— Begin Given records —

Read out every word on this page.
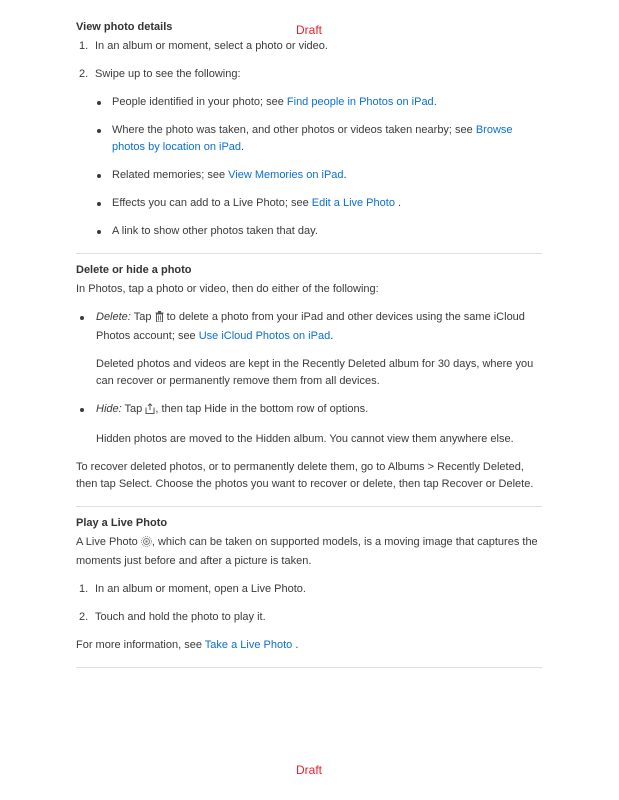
Draft
View photo details
1. In an album or moment, select a photo or video.
2. Swipe up to see the following:
People identified in your photo; see Find people in Photos on iPad.
Where the photo was taken, and other photos or videos taken nearby; see Browse photos by location on iPad.
Related memories; see View Memories on iPad.
Effects you can add to a Live Photo; see Edit a Live Photo .
A link to show other photos taken that day.
Delete or hide a photo

In Photos, tap a photo or video, then do either of the following:

Delete: Tap to delete a photo from your iPad and other devices using the same iCloud Photos account; see Use iCloud Photos on iPad.

Deleted photos and videos are kept in the Recently Deleted album for 30 days, where you can recover or permanently remove them from all devices.

Hide: Tap , then tap Hide in the bottom row of options.

Hidden photos are moved to the Hidden album. You cannot view them anywhere else.

To recover deleted photos, or to permanently delete them, go to Albums > Recently Deleted, then tap Select. Choose the photos you want to recover or delete, then tap Recover or Delete.

Play a Live Photo

A Live Photo , which can be taken on supported models, is a moving image that captures the moments just before and after a picture is taken.

1. In an album or moment, open a Live Photo.
2. Touch and hold the photo to play it.

For more information, see Take a Live Photo .

Draft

— End Given records —

### Problem details
Please write out all of the material above without changing a word, and omit any pictures.

### Solution to this exercise
Read out every word on this page.
Draft
View photo details
1. In an album or moment, select a photo or video.
2. Swipe up to see the following:
People identified in your photo; see Find people in Photos on iPad.
Where the photo was taken, and other photos or videos taken nearby; see Browse photos by location on iPad.
Related memories; see View Memories on iPad.
Effects you can add to a Live Photo; see Edit a Live Photo .
A link to show other photos taken that day.
Delete or hide a photo

In Photos, tap a photo or video, then do either of the following:

Delete: Tap to delete a photo from your iPad and other devices using the same iCloud Photos account; see Use iCloud Photos on iPad.

Deleted photos and videos are kept in the Recently Deleted album for 30 days, where you can recover or permanently remove them from all devices.

Hide: Tap , then tap Hide in the bottom row of options.

Hidden photos are moved to the Hidden album. You cannot view them anywhere else.

To recover deleted photos, or to permanently delete them, go to Albums > Recently Deleted, then tap Select. Choose the photos you want to recover or delete, then tap Recover or Delete.

Play a Live Photo

A Live Photo , which can be taken on supported models, is a moving image that captures the moments just before and after a picture is taken.

1. In an album or moment, open a Live Photo.
2. Touch and hold the photo to play it.

For more information, see Take a Live Photo .

Draft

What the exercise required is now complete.